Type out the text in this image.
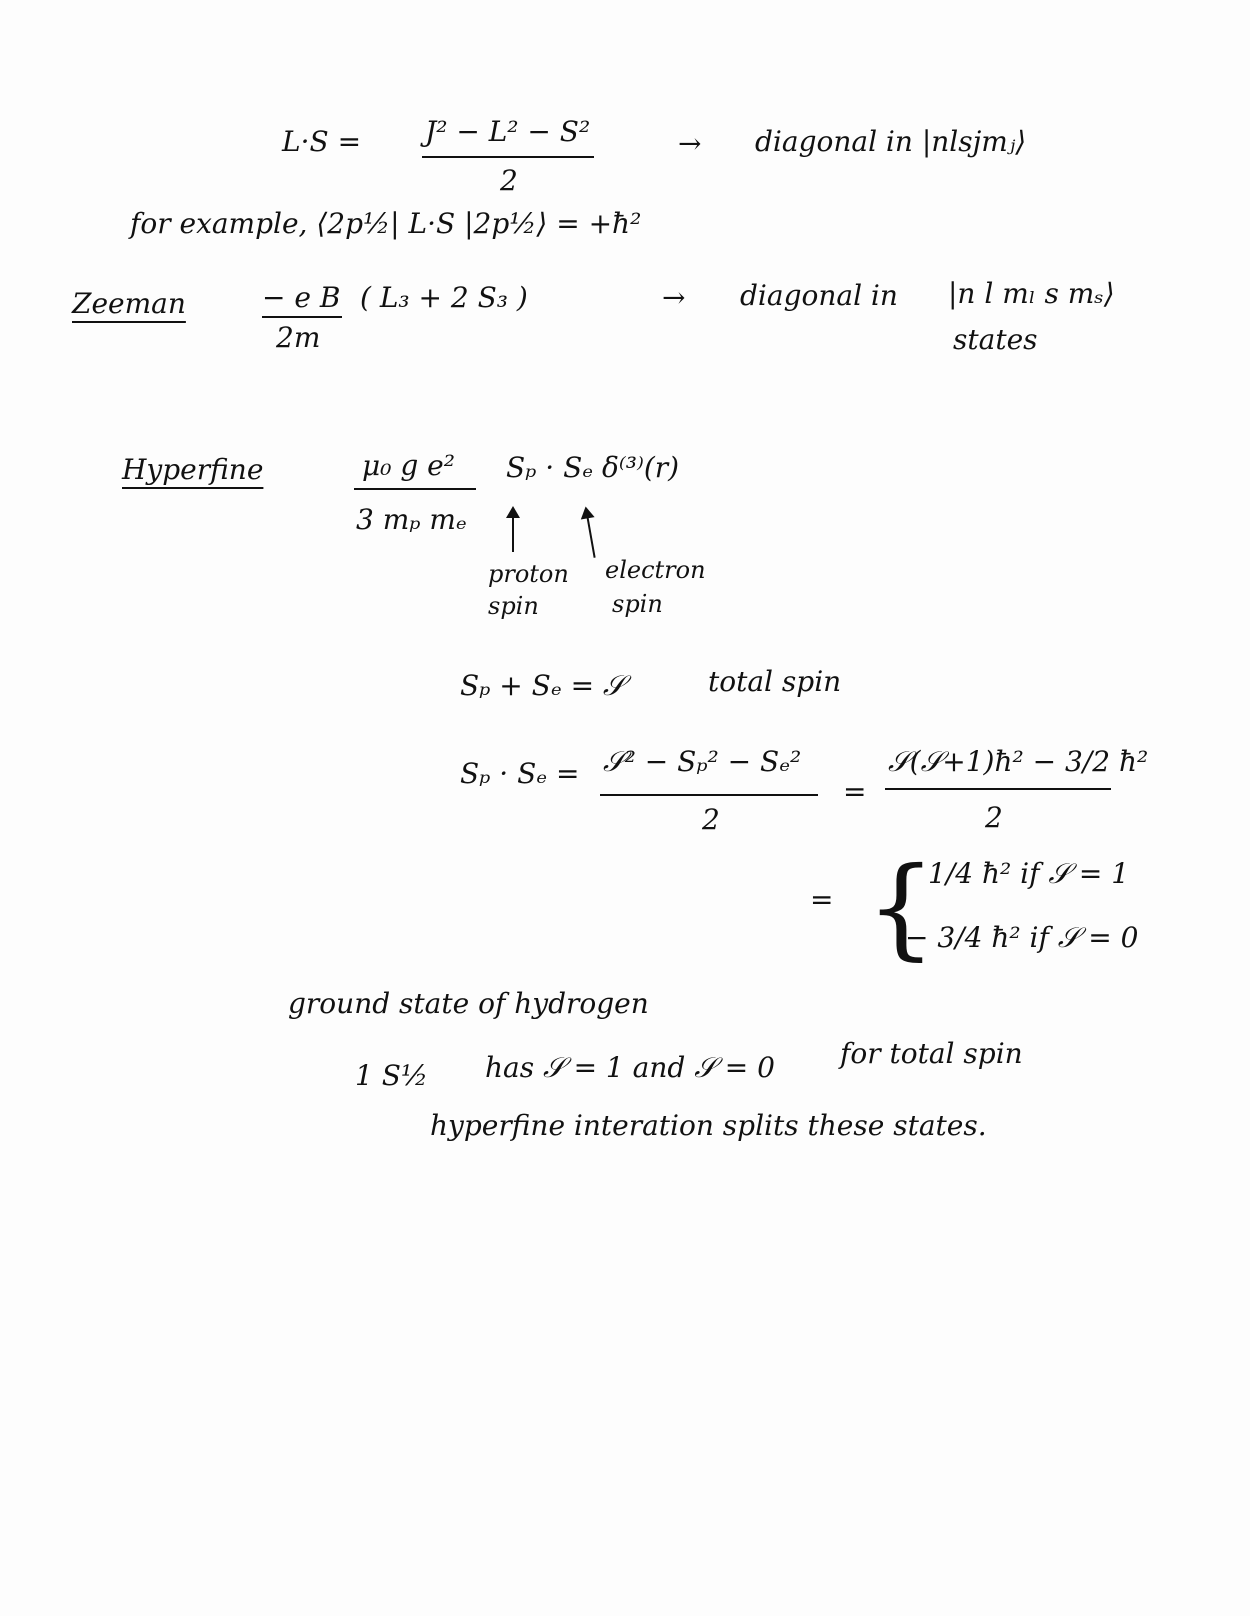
L·S = J² − L² − S²
2
→ diagonal in |nlsjmⱼ⟩
for example, ⟨2p½| L·S |2p½⟩ = +ħ²
Zeeman	− e B
2m
( L₃ + 2 S₃ )	→ diagonal in |n l mₗ s mₛ⟩
states
Hyperfine	μ₀ g e²
3 mₚ mₑ
Sₚ · Sₑ δ⁽³⁾(r)
proton
spin
electron
spin
Sₚ + Sₑ = 𝒮	total spin
Sₚ · Sₑ = 𝒮² − Sₚ² − Sₑ²
2
=
𝒮(𝒮+1)ħ² − 3/2 ħ²
2
= {
1/4 ħ² if 𝒮 = 1
− 3/4 ħ² if 𝒮 = 0
ground state of hydrogen
1 S½ has 𝒮 = 1 and 𝒮 = 0 for total spin
hyperfine interation splits these states.
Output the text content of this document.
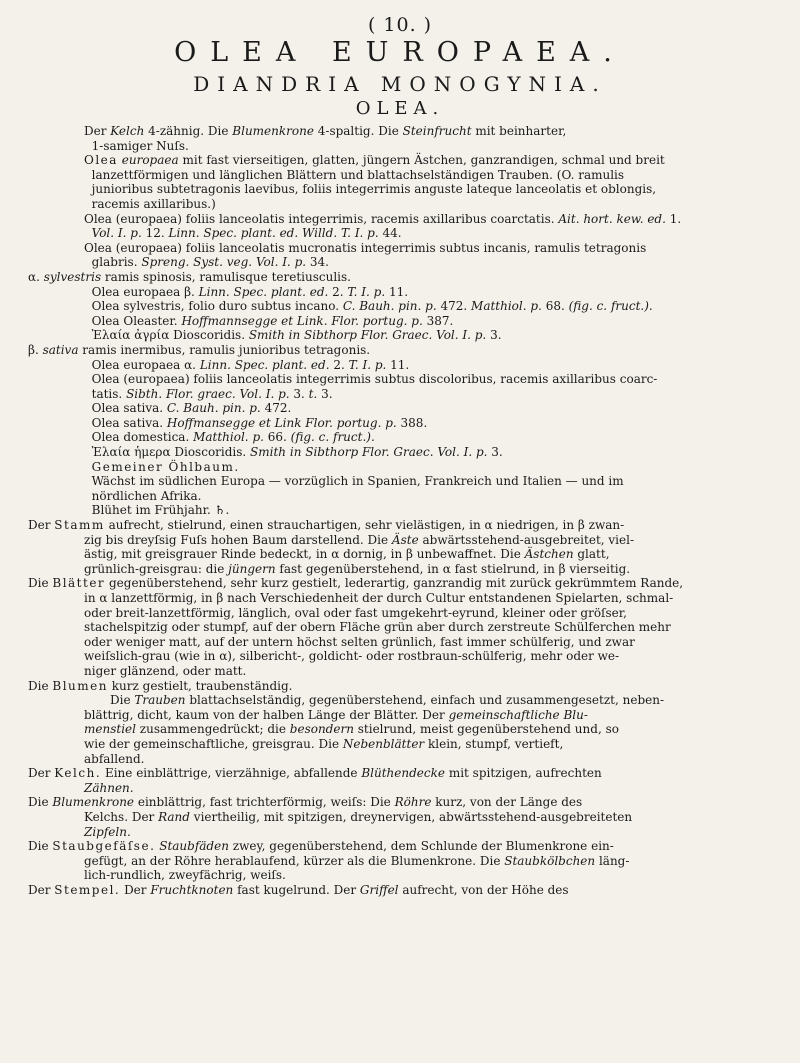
( 10. )
OLEA EUROPAEA.
DIANDRIA MONOGYNIA.
OLEA.

Der Kelch 4-zähnig. Die Blumenkrone 4-spaltig. Die Steinfrucht mit beinharter,

1-samiger Nuſs.

Olea europaea mit fast vierseitigen, glatten, jüngern Ästchen, ganzrandigen, schmal und breit

lanzettförmigen und länglichen Blättern und blattachselständigen Trauben. (O. ramulis

junioribus subtetragonis laevibus, foliis integerrimis anguste lateque lanceolatis et oblongis,

racemis axillaribus.)

Olea (europaea) foliis lanceolatis integerrimis, racemis axillaribus coarctatis. Ait. hort. kew. ed. 1.

Vol. I. p. 12. Linn. Spec. plant. ed. Willd. T. I. p. 44.

Olea (europaea) foliis lanceolatis mucronatis integerrimis subtus incanis, ramulis tetragonis

glabris. Spreng. Syst. veg. Vol. I. p. 34.

α. sylvestris ramis spinosis, ramulisque teretiusculis.

Olea europaea β. Linn. Spec. plant. ed. 2. T. I. p. 11.

Olea sylvestris, folio duro subtus incano. C. Bauh. pin. p. 472. Matthiol. p. 68. (fig. c. fruct.).

Olea Oleaster. Hoffmannsegge et Link. Flor. portug. p. 387.

Ἐλαία ἀγρία Dioscoridis. Smith in Sibthorp Flor. Graec. Vol. I. p. 3.

β. sativa ramis inermibus, ramulis junioribus tetragonis.

Olea europaea α. Linn. Spec. plant. ed. 2. T. I. p. 11.

Olea (europaea) foliis lanceolatis integerrimis subtus discoloribus, racemis axillaribus coarc-

tatis. Sibth. Flor. graec. Vol. I. p. 3. t. 3.

Olea sativa. C. Bauh. pin. p. 472.

Olea sativa. Hoffmansegge et Link Flor. portug. p. 388.

Olea domestica. Matthiol. p. 66. (fig. c. fruct.).

Ἐλαία ἡμερα Dioscoridis. Smith in Sibthorp Flor. Graec. Vol. I. p. 3.

Gemeiner Öhlbaum.

Wächst im südlichen Europa — vorzüglich in Spanien, Frankreich und Italien — und im

nördlichen Afrika.

Blühet im Frühjahr. ♄.

Der Stamm aufrecht, stielrund, einen strauchartigen, sehr vielästigen, in α niedrigen, in β zwan-

zig bis dreyſsig Fuſs hohen Baum darstellend. Die Äste abwärtsstehend-ausgebreitet, viel-

ästig, mit greisgrauer Rinde bedeckt, in α dornig, in β unbewaffnet. Die Ästchen glatt,

grünlich-greisgrau: die jüngern fast gegenüberstehend, in α fast stielrund, in β vierseitig.

Die Blätter gegenüberstehend, sehr kurz gestielt, lederartig, ganzrandig mit zurück gekrümmtem Rande,

in α lanzettförmig, in β nach Verschiedenheit der durch Cultur entstandenen Spielarten, schmal-

oder breit-lanzettförmig, länglich, oval oder fast umgekehrt-eyrund, kleiner oder gröſser,

stachelspitzig oder stumpf, auf der obern Fläche grün aber durch zerstreute Schülferchen mehr

oder weniger matt, auf der untern höchst selten grünlich, fast immer schülferig, und zwar

weiſslich-grau (wie in α), silbericht-, goldicht- oder rostbraun-schülferig, mehr oder we-

niger glänzend, oder matt.

Die Blumen kurz gestielt, traubenständig.

Die Trauben blattachselständig, gegenüberstehend, einfach und zusammengesetzt, neben-

blättrig, dicht, kaum von der halben Länge der Blätter. Der gemeinschaftliche Blu-

menstiel zusammengedrückt; die besondern stielrund, meist gegenüberstehend und, so

wie der gemeinschaftliche, greisgrau. Die Nebenblätter klein, stumpf, vertieft,

abfallend.

Der Kelch. Eine einblättrige, vierzähnige, abfallende Blüthendecke mit spitzigen, aufrechten

Zähnen.

Die Blumenkrone einblättrig, fast trichterförmig, weiſs: Die Röhre kurz, von der Länge des

Kelchs. Der Rand viertheilig, mit spitzigen, dreynervigen, abwärtsstehend-ausgebreiteten

Zipfeln.

Die Staubgefäſse. Staubfäden zwey, gegenüberstehend, dem Schlunde der Blumenkrone ein-

gefügt, an der Röhre herablaufend, kürzer als die Blumenkrone. Die Staubkölbchen läng-

lich-rundlich, zweyfächrig, weiſs.

Der Stempel. Der Fruchtknoten fast kugelrund. Der Griffel aufrecht, von der Höhe des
=-=-=
**What is being asked**
Except for the pictures, reproduce every line exactly.

**Exercise response**
Type out the text in this image.
L·S = J² − L² − S²
2
→ diagonal in |nlsjmⱼ⟩
for example, ⟨2p½| L·S |2p½⟩ = +ħ²
Zeeman	− e B
2m
( L₃ + 2 S₃ )	→ diagonal in |n l mₗ s mₛ⟩
states
Hyperfine	μ₀ g e²
3 mₚ mₑ
Sₚ · Sₑ δ⁽³⁾(r)
proton
spin
electron
spin
Sₚ + Sₑ = 𝒮	total spin
Sₚ · Sₑ = 𝒮² − Sₚ² − Sₑ²
2
=
𝒮(𝒮+1)ħ² − 3/2 ħ²
2
= {
1/4 ħ² if 𝒮 = 1
− 3/4 ħ² if 𝒮 = 0
ground state of hydrogen
1 S½ has 𝒮 = 1 and 𝒮 = 0 for total spin
hyperfine interation splits these states.
Output the text content of this document.
( 10. )
OLEA EUROPAEA.
DIANDRIA MONOGYNIA.
OLEA.

Der Kelch 4-zähnig. Die Blumenkrone 4-spaltig. Die Steinfrucht mit beinharter,

1-samiger Nuſs.

Olea europaea mit fast vierseitigen, glatten, jüngern Ästchen, ganzrandigen, schmal und breit

lanzettförmigen und länglichen Blättern und blattachselständigen Trauben. (O. ramulis

junioribus subtetragonis laevibus, foliis integerrimis anguste lateque lanceolatis et oblongis,

racemis axillaribus.)

Olea (europaea) foliis lanceolatis integerrimis, racemis axillaribus coarctatis. Ait. hort. kew. ed. 1.

Vol. I. p. 12. Linn. Spec. plant. ed. Willd. T. I. p. 44.

Olea (europaea) foliis lanceolatis mucronatis integerrimis subtus incanis, ramulis tetragonis

glabris. Spreng. Syst. veg. Vol. I. p. 34.

α. sylvestris ramis spinosis, ramulisque teretiusculis.

Olea europaea β. Linn. Spec. plant. ed. 2. T. I. p. 11.

Olea sylvestris, folio duro subtus incano. C. Bauh. pin. p. 472. Matthiol. p. 68. (fig. c. fruct.).

Olea Oleaster. Hoffmannsegge et Link. Flor. portug. p. 387.

Ἐλαία ἀγρία Dioscoridis. Smith in Sibthorp Flor. Graec. Vol. I. p. 3.

β. sativa ramis inermibus, ramulis junioribus tetragonis.

Olea europaea α. Linn. Spec. plant. ed. 2. T. I. p. 11.

Olea (europaea) foliis lanceolatis integerrimis subtus discoloribus, racemis axillaribus coarc-

tatis. Sibth. Flor. graec. Vol. I. p. 3. t. 3.

Olea sativa. C. Bauh. pin. p. 472.

Olea sativa. Hoffmansegge et Link Flor. portug. p. 388.

Olea domestica. Matthiol. p. 66. (fig. c. fruct.).

Ἐλαία ἡμερα Dioscoridis. Smith in Sibthorp Flor. Graec. Vol. I. p. 3.

Gemeiner Öhlbaum.

Wächst im südlichen Europa — vorzüglich in Spanien, Frankreich und Italien — und im

nördlichen Afrika.

Blühet im Frühjahr. ♄.

Der Stamm aufrecht, stielrund, einen strauchartigen, sehr vielästigen, in α niedrigen, in β zwan-

zig bis dreyſsig Fuſs hohen Baum darstellend. Die Äste abwärtsstehend-ausgebreitet, viel-

ästig, mit greisgrauer Rinde bedeckt, in α dornig, in β unbewaffnet. Die Ästchen glatt,

grünlich-greisgrau: die jüngern fast gegenüberstehend, in α fast stielrund, in β vierseitig.

Die Blätter gegenüberstehend, sehr kurz gestielt, lederartig, ganzrandig mit zurück gekrümmtem Rande,

in α lanzettförmig, in β nach Verschiedenheit der durch Cultur entstandenen Spielarten, schmal-

oder breit-lanzettförmig, länglich, oval oder fast umgekehrt-eyrund, kleiner oder gröſser,

stachelspitzig oder stumpf, auf der obern Fläche grün aber durch zerstreute Schülferchen mehr

oder weniger matt, auf der untern höchst selten grünlich, fast immer schülferig, und zwar

weiſslich-grau (wie in α), silbericht-, goldicht- oder rostbraun-schülferig, mehr oder we-

niger glänzend, oder matt.

Die Blumen kurz gestielt, traubenständig.

Die Trauben blattachselständig, gegenüberstehend, einfach und zusammengesetzt, neben-

blättrig, dicht, kaum von der halben Länge der Blätter. Der gemeinschaftliche Blu-

menstiel zusammengedrückt; die besondern stielrund, meist gegenüberstehend und, so

wie der gemeinschaftliche, greisgrau. Die Nebenblätter klein, stumpf, vertieft,

abfallend.

Der Kelch. Eine einblättrige, vierzähnige, abfallende Blüthendecke mit spitzigen, aufrechten

Zähnen.

Die Blumenkrone einblättrig, fast trichterförmig, weiſs: Die Röhre kurz, von der Länge des

Kelchs. Der Rand viertheilig, mit spitzigen, dreynervigen, abwärtsstehend-ausgebreiteten

Zipfeln.

Die Staubgefäſse. Staubfäden zwey, gegenüberstehend, dem Schlunde der Blumenkrone ein-

gefügt, an der Röhre herablaufend, kürzer als die Blumenkrone. Die Staubkölbchen läng-

lich-rundlich, zweyfächrig, weiſs.

Der Stempel. Der Fruchtknoten fast kugelrund. Der Griffel aufrecht, von der Höhe des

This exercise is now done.